== WRITTEN INSTRUCTION ==
Can you reproduce the data beneath, keeping every line exact?

== PROVIDED MATERIAL ==
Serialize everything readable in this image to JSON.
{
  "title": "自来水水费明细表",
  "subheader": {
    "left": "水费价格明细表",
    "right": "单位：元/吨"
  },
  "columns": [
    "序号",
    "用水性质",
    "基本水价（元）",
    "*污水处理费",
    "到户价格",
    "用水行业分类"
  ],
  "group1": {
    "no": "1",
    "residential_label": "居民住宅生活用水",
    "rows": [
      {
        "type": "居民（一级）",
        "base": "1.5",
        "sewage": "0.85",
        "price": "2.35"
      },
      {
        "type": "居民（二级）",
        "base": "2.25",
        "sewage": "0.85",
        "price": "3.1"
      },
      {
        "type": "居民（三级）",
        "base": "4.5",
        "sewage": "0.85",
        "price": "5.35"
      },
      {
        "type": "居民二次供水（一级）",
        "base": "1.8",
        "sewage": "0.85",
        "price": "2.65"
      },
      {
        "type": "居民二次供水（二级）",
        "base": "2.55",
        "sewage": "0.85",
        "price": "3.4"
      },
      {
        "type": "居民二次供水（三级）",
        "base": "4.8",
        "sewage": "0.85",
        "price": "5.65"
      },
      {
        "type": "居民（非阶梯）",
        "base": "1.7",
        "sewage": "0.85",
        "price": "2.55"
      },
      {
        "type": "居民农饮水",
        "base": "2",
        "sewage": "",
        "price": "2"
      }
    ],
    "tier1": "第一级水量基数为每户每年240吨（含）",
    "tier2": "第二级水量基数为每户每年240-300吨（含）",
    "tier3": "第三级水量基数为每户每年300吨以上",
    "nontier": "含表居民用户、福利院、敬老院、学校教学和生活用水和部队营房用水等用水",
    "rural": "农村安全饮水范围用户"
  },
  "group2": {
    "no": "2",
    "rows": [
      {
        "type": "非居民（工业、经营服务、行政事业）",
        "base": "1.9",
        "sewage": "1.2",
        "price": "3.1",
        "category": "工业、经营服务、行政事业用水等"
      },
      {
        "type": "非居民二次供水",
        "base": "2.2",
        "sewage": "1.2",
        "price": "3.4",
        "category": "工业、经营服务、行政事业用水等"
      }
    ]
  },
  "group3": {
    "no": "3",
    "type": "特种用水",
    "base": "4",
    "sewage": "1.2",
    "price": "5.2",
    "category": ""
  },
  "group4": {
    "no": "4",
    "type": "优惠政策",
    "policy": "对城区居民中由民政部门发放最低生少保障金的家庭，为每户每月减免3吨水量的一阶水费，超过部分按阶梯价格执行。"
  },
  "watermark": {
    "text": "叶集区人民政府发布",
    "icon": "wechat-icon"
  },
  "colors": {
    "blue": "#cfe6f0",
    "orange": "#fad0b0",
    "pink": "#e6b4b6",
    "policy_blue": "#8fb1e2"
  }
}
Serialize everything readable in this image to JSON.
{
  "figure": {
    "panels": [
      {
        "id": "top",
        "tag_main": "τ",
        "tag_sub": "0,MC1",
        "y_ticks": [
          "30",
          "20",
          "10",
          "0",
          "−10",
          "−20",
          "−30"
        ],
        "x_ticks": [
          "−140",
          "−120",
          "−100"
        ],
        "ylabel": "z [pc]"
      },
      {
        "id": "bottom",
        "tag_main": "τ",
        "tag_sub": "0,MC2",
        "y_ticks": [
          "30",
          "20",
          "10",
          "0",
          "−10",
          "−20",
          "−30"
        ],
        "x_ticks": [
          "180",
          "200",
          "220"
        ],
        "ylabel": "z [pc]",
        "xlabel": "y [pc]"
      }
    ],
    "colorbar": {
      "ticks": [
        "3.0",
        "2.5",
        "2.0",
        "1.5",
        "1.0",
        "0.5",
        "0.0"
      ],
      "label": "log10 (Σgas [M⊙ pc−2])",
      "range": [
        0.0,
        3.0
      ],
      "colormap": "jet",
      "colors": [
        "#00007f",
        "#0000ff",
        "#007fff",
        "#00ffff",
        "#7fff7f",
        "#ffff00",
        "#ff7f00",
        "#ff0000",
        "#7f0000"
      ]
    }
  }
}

== ANSWER ==
Serialize everything readable in this image to JSON.
{
  "title": "自来水水费明细表",
  "subheader": {
    "left": "水费价格明细表",
    "right": "单位：元/吨"
  },
  "columns": [
    "序号",
    "用水性质",
    "基本水价（元）",
    "*污水处理费",
    "到户价格",
    "用水行业分类"
  ],
  "group1": {
    "no": "1",
    "residential_label": "居民住宅生活用水",
    "rows": [
      {
        "type": "居民（一级）",
        "base": "1.5",
        "sewage": "0.85",
        "price": "2.35"
      },
      {
        "type": "居民（二级）",
        "base": "2.25",
        "sewage": "0.85",
        "price": "3.1"
      },
      {
        "type": "居民（三级）",
        "base": "4.5",
        "sewage": "0.85",
        "price": "5.35"
      },
      {
        "type": "居民二次供水（一级）",
        "base": "1.8",
        "sewage": "0.85",
        "price": "2.65"
      },
      {
        "type": "居民二次供水（二级）",
        "base": "2.55",
        "sewage": "0.85",
        "price": "3.4"
      },
      {
        "type": "居民二次供水（三级）",
        "base": "4.8",
        "sewage": "0.85",
        "price": "5.65"
      },
      {
        "type": "居民（非阶梯）",
        "base": "1.7",
        "sewage": "0.85",
        "price": "2.55"
      },
      {
        "type": "居民农饮水",
        "base": "2",
        "sewage": "",
        "price": "2"
      }
    ],
    "tier1": "第一级水量基数为每户每年240吨（含）",
    "tier2": "第二级水量基数为每户每年240-300吨（含）",
    "tier3": "第三级水量基数为每户每年300吨以上",
    "nontier": "含表居民用户、福利院、敬老院、学校教学和生活用水和部队营房用水等用水",
    "rural": "农村安全饮水范围用户"
  },
  "group2": {
    "no": "2",
    "rows": [
      {
        "type": "非居民（工业、经营服务、行政事业）",
        "base": "1.9",
        "sewage": "1.2",
        "price": "3.1",
        "category": "工业、经营服务、行政事业用水等"
      },
      {
        "type": "非居民二次供水",
        "base": "2.2",
        "sewage": "1.2",
        "price": "3.4",
        "category": "工业、经营服务、行政事业用水等"
      }
    ]
  },
  "group3": {
    "no": "3",
    "type": "特种用水",
    "base": "4",
    "sewage": "1.2",
    "price": "5.2",
    "category": ""
  },
  "group4": {
    "no": "4",
    "type": "优惠政策",
    "policy": "对城区居民中由民政部门发放最低生少保障金的家庭，为每户每月减免3吨水量的一阶水费，超过部分按阶梯价格执行。"
  },
  "watermark": {
    "text": "叶集区人民政府发布",
    "icon": "wechat-icon"
  },
  "colors": {
    "blue": "#cfe6f0",
    "orange": "#fad0b0",
    "pink": "#e6b4b6",
    "policy_blue": "#8fb1e2"
  }
}
Serialize everything readable in this image to JSON.
{
  "figure": {
    "panels": [
      {
        "id": "top",
        "tag_main": "τ",
        "tag_sub": "0,MC1",
        "y_ticks": [
          "30",
          "20",
          "10",
          "0",
          "−10",
          "−20",
          "−30"
        ],
        "x_ticks": [
          "−140",
          "−120",
          "−100"
        ],
        "ylabel": "z [pc]"
      },
      {
        "id": "bottom",
        "tag_main": "τ",
        "tag_sub": "0,MC2",
        "y_ticks": [
          "30",
          "20",
          "10",
          "0",
          "−10",
          "−20",
          "−30"
        ],
        "x_ticks": [
          "180",
          "200",
          "220"
        ],
        "ylabel": "z [pc]",
        "xlabel": "y [pc]"
      }
    ],
    "colorbar": {
      "ticks": [
        "3.0",
        "2.5",
        "2.0",
        "1.5",
        "1.0",
        "0.5",
        "0.0"
      ],
      "label": "log10 (Σgas [M⊙ pc−2])",
      "range": [
        0.0,
        3.0
      ],
      "colormap": "jet",
      "colors": [
        "#00007f",
        "#0000ff",
        "#007fff",
        "#00ffff",
        "#7fff7f",
        "#ffff00",
        "#ff7f00",
        "#ff0000",
        "#7f0000"
      ]
    }
  }
}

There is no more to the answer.